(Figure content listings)

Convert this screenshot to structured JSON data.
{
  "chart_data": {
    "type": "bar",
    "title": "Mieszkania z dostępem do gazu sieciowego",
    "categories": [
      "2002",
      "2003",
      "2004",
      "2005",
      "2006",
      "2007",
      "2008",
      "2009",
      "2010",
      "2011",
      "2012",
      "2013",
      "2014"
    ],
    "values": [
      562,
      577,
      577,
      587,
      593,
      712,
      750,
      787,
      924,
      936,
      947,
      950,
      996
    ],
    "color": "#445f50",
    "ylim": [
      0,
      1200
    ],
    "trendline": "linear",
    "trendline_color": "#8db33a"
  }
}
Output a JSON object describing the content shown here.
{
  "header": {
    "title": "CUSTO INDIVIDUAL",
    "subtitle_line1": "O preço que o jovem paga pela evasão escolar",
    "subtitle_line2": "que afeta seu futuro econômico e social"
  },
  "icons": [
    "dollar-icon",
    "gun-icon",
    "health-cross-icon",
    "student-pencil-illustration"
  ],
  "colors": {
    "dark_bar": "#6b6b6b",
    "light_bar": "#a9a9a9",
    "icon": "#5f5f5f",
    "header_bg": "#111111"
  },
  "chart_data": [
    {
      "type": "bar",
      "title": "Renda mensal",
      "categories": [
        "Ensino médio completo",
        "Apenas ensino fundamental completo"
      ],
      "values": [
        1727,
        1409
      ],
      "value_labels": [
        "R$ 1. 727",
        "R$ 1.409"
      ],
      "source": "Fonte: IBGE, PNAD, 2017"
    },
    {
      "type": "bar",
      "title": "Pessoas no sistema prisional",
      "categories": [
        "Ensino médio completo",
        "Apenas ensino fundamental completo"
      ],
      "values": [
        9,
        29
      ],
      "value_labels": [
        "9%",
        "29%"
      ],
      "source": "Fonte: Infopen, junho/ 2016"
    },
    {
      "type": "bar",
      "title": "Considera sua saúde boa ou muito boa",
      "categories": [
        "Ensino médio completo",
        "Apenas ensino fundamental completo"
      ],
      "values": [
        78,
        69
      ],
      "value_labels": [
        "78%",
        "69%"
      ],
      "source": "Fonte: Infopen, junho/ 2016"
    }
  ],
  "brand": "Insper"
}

◆ Exercise: Type out the material again exactly as presented.

◆ Result:
Convert this screenshot to structured JSON data.
{
  "chart_data": {
    "type": "bar",
    "title": "Mieszkania z dostępem do gazu sieciowego",
    "categories": [
      "2002",
      "2003",
      "2004",
      "2005",
      "2006",
      "2007",
      "2008",
      "2009",
      "2010",
      "2011",
      "2012",
      "2013",
      "2014"
    ],
    "values": [
      562,
      577,
      577,
      587,
      593,
      712,
      750,
      787,
      924,
      936,
      947,
      950,
      996
    ],
    "color": "#445f50",
    "ylim": [
      0,
      1200
    ],
    "trendline": "linear",
    "trendline_color": "#8db33a"
  }
}
Output a JSON object describing the content shown here.
{
  "header": {
    "title": "CUSTO INDIVIDUAL",
    "subtitle_line1": "O preço que o jovem paga pela evasão escolar",
    "subtitle_line2": "que afeta seu futuro econômico e social"
  },
  "icons": [
    "dollar-icon",
    "gun-icon",
    "health-cross-icon",
    "student-pencil-illustration"
  ],
  "colors": {
    "dark_bar": "#6b6b6b",
    "light_bar": "#a9a9a9",
    "icon": "#5f5f5f",
    "header_bg": "#111111"
  },
  "chart_data": [
    {
      "type": "bar",
      "title": "Renda mensal",
      "categories": [
        "Ensino médio completo",
        "Apenas ensino fundamental completo"
      ],
      "values": [
        1727,
        1409
      ],
      "value_labels": [
        "R$ 1. 727",
        "R$ 1.409"
      ],
      "source": "Fonte: IBGE, PNAD, 2017"
    },
    {
      "type": "bar",
      "title": "Pessoas no sistema prisional",
      "categories": [
        "Ensino médio completo",
        "Apenas ensino fundamental completo"
      ],
      "values": [
        9,
        29
      ],
      "value_labels": [
        "9%",
        "29%"
      ],
      "source": "Fonte: Infopen, junho/ 2016"
    },
    {
      "type": "bar",
      "title": "Considera sua saúde boa ou muito boa",
      "categories": [
        "Ensino médio completo",
        "Apenas ensino fundamental completo"
      ],
      "values": [
        78,
        69
      ],
      "value_labels": [
        "78%",
        "69%"
      ],
      "source": "Fonte: Infopen, junho/ 2016"
    }
  ],
  "brand": "Insper"
}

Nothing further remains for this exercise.